The renovation and restoration of the long-vacant former American Can Company located on Boston Street in historic Canton has transformed the once-abandoned factory complex into a thriving retail and office complex.
The oldest building on the Can Company site was constructed by the Norton Tin Can and Plate Company in 1895, and by 1900, the company was the largest can manufacturer in the United States. The founder of the Norton Company became the first president of the American Can Company, having been formed in 1901.
Throughout the early 1900s the site expanded to occupy the entire triangular parcel, with the construction of the Boiler House, Factory Building and Annex in 1913, and the Signature Building in 1924. Other structures occupied the site as well, including infill buildings constructed in the early 1960s.
In its heyday, the American Can Company employed as many as 800 Baltimoreans. However, when the American Can merged with the National Can Company in the late 1980’s, the factory was closed, all of the jobs were lost, and the property became vacant. In 1987, the City of Baltimore received a UDAG grant, $8.5 million of which was directed towards clearing the site and constructing a mixed-use commercial and residential development by Michael Swerdlow, including 2 high rise residential towers. After strong community opposition, a PCB spill on the site, and loss of financing, Swerdlow abandoned the project.
In 1994, the now American National Can Company sold the eastern 5.2 acres of the 9.5 acre site to Safeway, which demolished all of the buildings on the 5.2 acres and constructed a new 50,000 square foot supermarket and 300 space parking lot.

> [WORK INSTRUCTIONS]
[A] In the passage on the American Can Company site, write out everything from "Throughout the early" down to "the early 1960s.".
[B] For each statement below, say whether the passage on the American Can Company site agrees with it. Answer yes or no, and quote the words from the passage that decide it. (i) The Norton Tin Can and Plate Company built the oldest building on the site in 1895. (ii) The Signature Building was built in 1913. (iii) Safeway bought the western part of the site.

> [RAW DATA]
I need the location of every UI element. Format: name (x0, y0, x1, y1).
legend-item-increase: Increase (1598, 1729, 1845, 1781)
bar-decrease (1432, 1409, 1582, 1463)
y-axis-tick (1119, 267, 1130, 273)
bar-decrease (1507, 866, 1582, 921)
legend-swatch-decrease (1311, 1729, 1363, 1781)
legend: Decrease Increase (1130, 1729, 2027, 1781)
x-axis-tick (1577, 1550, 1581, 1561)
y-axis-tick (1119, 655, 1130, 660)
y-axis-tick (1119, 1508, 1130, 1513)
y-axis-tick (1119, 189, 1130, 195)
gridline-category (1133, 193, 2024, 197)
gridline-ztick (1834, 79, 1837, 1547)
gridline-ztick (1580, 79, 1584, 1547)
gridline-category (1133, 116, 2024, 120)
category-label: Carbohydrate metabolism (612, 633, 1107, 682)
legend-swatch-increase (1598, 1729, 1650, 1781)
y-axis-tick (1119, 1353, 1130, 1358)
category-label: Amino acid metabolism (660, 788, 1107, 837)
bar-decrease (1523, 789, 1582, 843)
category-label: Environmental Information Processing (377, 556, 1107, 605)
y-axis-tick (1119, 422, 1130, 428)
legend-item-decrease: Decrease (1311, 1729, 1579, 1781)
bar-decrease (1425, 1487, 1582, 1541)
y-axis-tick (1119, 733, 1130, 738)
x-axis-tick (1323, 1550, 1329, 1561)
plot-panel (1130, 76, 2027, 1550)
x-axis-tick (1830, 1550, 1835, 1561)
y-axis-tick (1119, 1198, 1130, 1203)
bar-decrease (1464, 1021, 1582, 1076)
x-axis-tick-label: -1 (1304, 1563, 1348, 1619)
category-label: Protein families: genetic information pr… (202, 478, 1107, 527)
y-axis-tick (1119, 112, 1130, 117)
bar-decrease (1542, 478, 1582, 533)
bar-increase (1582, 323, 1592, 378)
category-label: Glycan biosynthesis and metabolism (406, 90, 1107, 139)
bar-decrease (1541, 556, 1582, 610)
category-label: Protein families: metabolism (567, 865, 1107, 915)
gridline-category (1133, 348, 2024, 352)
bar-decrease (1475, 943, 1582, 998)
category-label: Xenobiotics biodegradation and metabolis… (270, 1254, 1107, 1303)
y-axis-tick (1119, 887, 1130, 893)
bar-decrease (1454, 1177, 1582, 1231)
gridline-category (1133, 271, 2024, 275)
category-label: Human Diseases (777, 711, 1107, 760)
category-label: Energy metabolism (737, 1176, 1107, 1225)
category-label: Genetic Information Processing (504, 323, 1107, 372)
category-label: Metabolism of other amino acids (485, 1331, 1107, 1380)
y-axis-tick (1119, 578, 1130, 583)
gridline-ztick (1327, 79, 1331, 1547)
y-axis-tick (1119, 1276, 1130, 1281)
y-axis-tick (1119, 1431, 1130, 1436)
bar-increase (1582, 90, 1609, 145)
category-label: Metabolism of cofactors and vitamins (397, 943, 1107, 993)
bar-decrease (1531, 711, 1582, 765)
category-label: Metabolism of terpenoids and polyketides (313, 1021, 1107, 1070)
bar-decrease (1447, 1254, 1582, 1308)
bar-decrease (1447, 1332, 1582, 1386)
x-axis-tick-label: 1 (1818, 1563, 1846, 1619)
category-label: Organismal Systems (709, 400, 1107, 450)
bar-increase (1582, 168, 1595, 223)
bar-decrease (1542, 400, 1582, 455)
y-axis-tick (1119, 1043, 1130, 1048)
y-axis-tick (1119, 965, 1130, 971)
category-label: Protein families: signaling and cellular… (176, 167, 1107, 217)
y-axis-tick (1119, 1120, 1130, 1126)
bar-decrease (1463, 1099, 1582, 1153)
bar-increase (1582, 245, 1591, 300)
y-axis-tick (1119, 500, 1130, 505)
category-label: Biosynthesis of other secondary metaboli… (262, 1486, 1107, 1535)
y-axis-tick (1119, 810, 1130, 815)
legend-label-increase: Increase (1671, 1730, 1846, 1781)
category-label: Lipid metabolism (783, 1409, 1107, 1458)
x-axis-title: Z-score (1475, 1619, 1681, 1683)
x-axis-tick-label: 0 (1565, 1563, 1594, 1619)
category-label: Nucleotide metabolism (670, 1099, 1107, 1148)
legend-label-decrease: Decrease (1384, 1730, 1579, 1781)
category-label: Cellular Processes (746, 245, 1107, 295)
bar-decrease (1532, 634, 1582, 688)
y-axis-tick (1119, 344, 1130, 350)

> [WRITTEN RESPONSES]
[A]
Throughout the early 1900s the site expanded to occupy the entire triangular parcel, with the construction of the Boiler House, Factory Building and Annex in 1913, and the Signature Building in 1924. Other structures occupied the site as well, including infill buildings constructed in the early 1960s.

[B]
(i) Yes: "The oldest building on the Can Company site was constructed by the Norton Tin Can and Plate Company in 1895"
(ii) No: "and the Signature Building in 1924"
(iii) No: "sold the eastern 5.2 acres of the 9.5 acre site to Safeway"